> _Exercise A_:
In the blog posts about the foster daughter's move to her new family, how many movies did the girls watch on the drive down?

> _Excerpted text_:
-------------------------

The last 48 hrs

I did want to come on here and tell you some about the last 24 hrs we had our moose but honestly it was pretty raw. So I thought waiting some would help. 

It has… sorta.

The last 24 hrs was hard. But kinda cool in the same breathe.

The drive to her new home was long. She will live  each 3 and a half hours away. The girls watched 3 movies on the way down. ithe as snow/ raining when we left and by the time we got there the sun had come out. 

We checked into the hotel and then too off to her new home. 

It was really cool for me to see where she will be and to see her new room. She will have a puppy to play with which she will love. 

We spent a couple hours there and then we went and grabbed supper and back to the hotel. I made sure it was pretty chill and I let them go up and down the hallways and watch cartoons. 

Our middle one was having a really hard time so some heart to hearts. The girls hearts are hurting and some memories are coming to surface. 

The next morning I was up by 5: 30. Hard morning. Cartoons and baths and then off to breakfast. Then packed up and back to her new home. 45 minutes later I had to pry a screaming crying little one out of my arms and hand her over as I dashed out the door. 

Even as I sit here and write this the pain is still so hard. Like a kick to the gut. 

But let’s face it, I still am momma to two other little girls needing me. I’ve never been so thankful for DVD players. 

The we headed back home after a side stop of some shopping hoping it would distract.  I should have known better but it was worth a try. 

The evening home went ok. Tired girls. Emotionally spent. Bed early. Then momma walked around in her numbness. 

I made the mistake of going into her room last night. 

Have I mentioned yet how quiet it is? 

Today I spent cleaning because that I can control. I aalso did little things like put the phones back down, the toilet paper back on the rolls, the bathroom door gets to be left open. I kinda Unkid proofed.  

Im trying hard to focus on the good. 

She does have a really nice new family. I know she is already loved by them. She will get some much desired one on one time with mommy while her older sibling is in school. She will be cuddled and smooched. Her new mommy is ensuring me we will still be able to be a part of her life. 

 I’m also overwhelmed by the amount of love and support we have received in this. The amount of people praying for us alone is amazing. I can also say without a word of doubt that I have definitely felt Him these past few days.
Now to start the hard process of learning to live without our moose. 

In the words of her new mommy… One day at a time.


Grabbing memories

So the day has arrived. Our last day home with our little butterball. Well my last day home. Yesterday was emotional. So many goodbyes. So many times I watched this precious sweetheart get held, get kissed, get loved on, get prayed for as church family and good friends said goodbye. This morning our bio daughter had her goodbye. 

It’s been so gut wrenching to watch people that know and love this little princess say goodbye knowing it’s the last. 

Today I washed all her clothes for the last time. I packed them all up. Squished in a cuddly blankie and the rest of her diapers. Made sure her very favorite toys went with her. Packed up the diaper bag she came with and unpacked ours. 


I put her suitcase put in the vehicle. I explained to our other two daughters that this was the last night home with their foster sister.

-------------------------

> _Information supplied_:
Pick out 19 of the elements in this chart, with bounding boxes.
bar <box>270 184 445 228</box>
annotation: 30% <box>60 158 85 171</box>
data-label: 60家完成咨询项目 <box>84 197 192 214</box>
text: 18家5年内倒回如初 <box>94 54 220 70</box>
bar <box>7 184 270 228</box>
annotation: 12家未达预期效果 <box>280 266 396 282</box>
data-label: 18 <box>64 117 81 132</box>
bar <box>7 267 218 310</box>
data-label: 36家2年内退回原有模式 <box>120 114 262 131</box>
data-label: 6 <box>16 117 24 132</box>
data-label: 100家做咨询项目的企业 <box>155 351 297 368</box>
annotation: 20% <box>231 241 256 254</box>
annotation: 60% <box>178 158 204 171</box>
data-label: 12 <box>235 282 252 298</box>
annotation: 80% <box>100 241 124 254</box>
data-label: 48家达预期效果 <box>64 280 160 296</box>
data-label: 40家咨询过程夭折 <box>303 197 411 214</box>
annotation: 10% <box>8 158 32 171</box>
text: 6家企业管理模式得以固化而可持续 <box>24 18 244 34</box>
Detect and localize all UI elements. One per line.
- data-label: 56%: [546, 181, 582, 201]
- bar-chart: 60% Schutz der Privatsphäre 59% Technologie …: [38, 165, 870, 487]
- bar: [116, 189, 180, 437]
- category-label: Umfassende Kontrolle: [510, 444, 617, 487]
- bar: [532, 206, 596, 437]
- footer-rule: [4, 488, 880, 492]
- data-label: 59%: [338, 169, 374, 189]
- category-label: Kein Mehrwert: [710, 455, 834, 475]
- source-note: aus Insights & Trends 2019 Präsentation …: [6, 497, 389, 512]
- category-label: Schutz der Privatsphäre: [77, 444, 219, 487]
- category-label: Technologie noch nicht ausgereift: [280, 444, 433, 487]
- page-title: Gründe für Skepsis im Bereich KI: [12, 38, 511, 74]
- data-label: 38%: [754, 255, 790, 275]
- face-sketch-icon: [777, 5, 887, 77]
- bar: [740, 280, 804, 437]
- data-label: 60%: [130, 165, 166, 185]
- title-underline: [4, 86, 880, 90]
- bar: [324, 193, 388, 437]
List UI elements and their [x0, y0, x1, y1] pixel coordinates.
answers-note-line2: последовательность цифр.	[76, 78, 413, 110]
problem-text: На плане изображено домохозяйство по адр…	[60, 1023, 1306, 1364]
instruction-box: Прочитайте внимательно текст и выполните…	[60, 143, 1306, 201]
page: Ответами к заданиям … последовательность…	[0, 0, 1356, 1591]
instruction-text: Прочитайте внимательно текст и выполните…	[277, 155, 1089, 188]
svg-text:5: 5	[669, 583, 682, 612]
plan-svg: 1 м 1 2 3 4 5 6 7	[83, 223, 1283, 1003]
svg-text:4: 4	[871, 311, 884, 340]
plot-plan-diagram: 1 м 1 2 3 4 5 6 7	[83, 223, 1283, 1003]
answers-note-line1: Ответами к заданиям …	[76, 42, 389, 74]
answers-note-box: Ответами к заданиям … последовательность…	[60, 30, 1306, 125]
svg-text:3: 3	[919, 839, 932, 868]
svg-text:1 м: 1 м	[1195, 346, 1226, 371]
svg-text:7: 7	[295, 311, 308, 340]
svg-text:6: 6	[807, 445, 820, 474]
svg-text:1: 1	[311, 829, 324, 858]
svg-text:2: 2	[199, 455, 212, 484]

-------------------------

> _Exercise B_:
Output the stretch of the entries from their first line through the line containing "data-label: 6 <box>16 117 24 132</box>", both included, copying each line exactly.

> _Exercise result A_:
Three movies.

> _Exercise result B_:
Pick out 19 of the elements in this chart, with bounding boxes.
bar <box>270 184 445 228</box>
annotation: 30% <box>60 158 85 171</box>
data-label: 60家完成咨询项目 <box>84 197 192 214</box>
text: 18家5年内倒回如初 <box>94 54 220 70</box>
bar <box>7 184 270 228</box>
annotation: 12家未达预期效果 <box>280 266 396 282</box>
data-label: 18 <box>64 117 81 132</box>
bar <box>7 267 218 310</box>
data-label: 36家2年内退回原有模式 <box>120 114 262 131</box>
data-label: 6 <box>16 117 24 132</box>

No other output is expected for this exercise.